#### Records to use:
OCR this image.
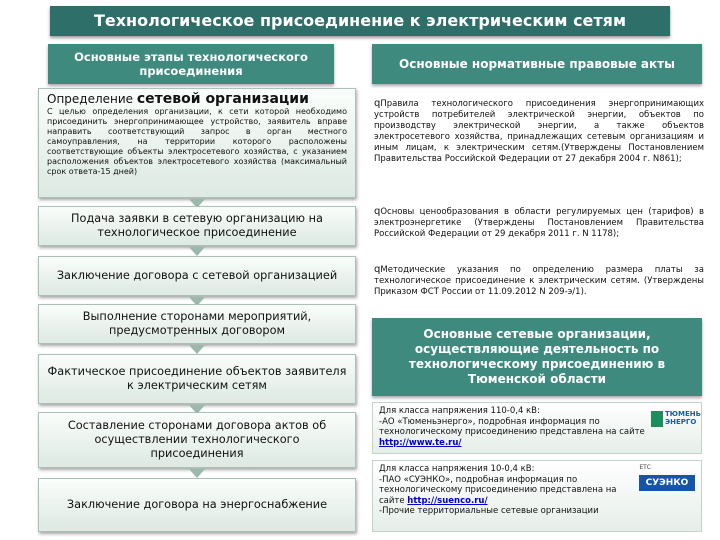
Технологическое присоединение к электрическим сетям
Основные этапы технологического присоединения	Основные нормативные правовые акты
Определение сетевой организации
С целью определения организации, к сети которой необходимо присоединить энергопринимающее устройство, заявитель вправе направить соответствующий запрос в орган местного самоуправления, на территории которого расположены соответствующие объекты электросетевого хозяйства, с указанием расположения объектов электросетевого хозяйства (максимальный срок ответа-15 дней)
Подача заявки в сетевую организацию на технологическое присоединение
Заключение договора с сетевой организацией
Выполнение сторонами мероприятий, предусмотренных договором
Фактическое присоединение объектов заявителя к электрическим сетям
Составление сторонами договора актов об осуществлении технологического присоединения
Заключение договора на энергоснабжение
qПравила технологического присоединения энергопринимающих устройств потребителей электрической энергии, объектов по производству электрической энергии, а также объектов электросетевого хозяйства, принадлежащих сетевым организациям и иным лицам, к электрическим сетям.(Утверждены Постановлением Правительства Российской Федерации от 27 декабря 2004 г. N861);
qОсновы ценообразования в области регулируемых цен (тарифов) в электроэнергетике (Утверждены Постановлением Правительства Российской Федерации от 29 декабря 2011 г. N 1178);
qМетодические указания по определению размера платы за технологическое присоединение к электрическим сетям. (Утверждены Приказом ФСТ России от 11.09.2012 N 209-э/1).
Основные сетевые организации, осуществляющие деятельность по технологическому присоединению в Тюменской области
Для класса напряжения 110-0,4 кВ:
-АО «Тюменьэнерго», подробная информация по технологическому присоединению представлена на сайте http://www.te.ru/
ТЮМЕНЬ ЭНЕРГО
Для класса напряжения 10-0,4 кВ:
-ПАО «СУЭНКО», подробная информация по технологическому присоединению представлена на сайте http://suenco.ru/
-Прочие территориальные сетевые организации
ЕТС
СУЭНКО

#### Given request:
Except for the pictures, print the data above exactly.

#### Response to the task:
OCR this image.
Технологическое присоединение к электрическим сетям
Основные этапы технологического присоединения	Основные нормативные правовые акты
Определение сетевой организации
С целью определения организации, к сети которой необходимо присоединить энергопринимающее устройство, заявитель вправе направить соответствующий запрос в орган местного самоуправления, на территории которого расположены соответствующие объекты электросетевого хозяйства, с указанием расположения объектов электросетевого хозяйства (максимальный срок ответа-15 дней)
Подача заявки в сетевую организацию на технологическое присоединение
Заключение договора с сетевой организацией
Выполнение сторонами мероприятий, предусмотренных договором
Фактическое присоединение объектов заявителя к электрическим сетям
Составление сторонами договора актов об осуществлении технологического присоединения
Заключение договора на энергоснабжение
qПравила технологического присоединения энергопринимающих устройств потребителей электрической энергии, объектов по производству электрической энергии, а также объектов электросетевого хозяйства, принадлежащих сетевым организациям и иным лицам, к электрическим сетям.(Утверждены Постановлением Правительства Российской Федерации от 27 декабря 2004 г. N861);
qОсновы ценообразования в области регулируемых цен (тарифов) в электроэнергетике (Утверждены Постановлением Правительства Российской Федерации от 29 декабря 2011 г. N 1178);
qМетодические указания по определению размера платы за технологическое присоединение к электрическим сетям. (Утверждены Приказом ФСТ России от 11.09.2012 N 209-э/1).
Основные сетевые организации, осуществляющие деятельность по технологическому присоединению в Тюменской области
Для класса напряжения 110-0,4 кВ:
-АО «Тюменьэнерго», подробная информация по технологическому присоединению представлена на сайте http://www.te.ru/
ТЮМЕНЬ ЭНЕРГО
Для класса напряжения 10-0,4 кВ:
-ПАО «СУЭНКО», подробная информация по технологическому присоединению представлена на сайте http://suenco.ru/
-Прочие территориальные сетевые организации
ЕТС
СУЭНКО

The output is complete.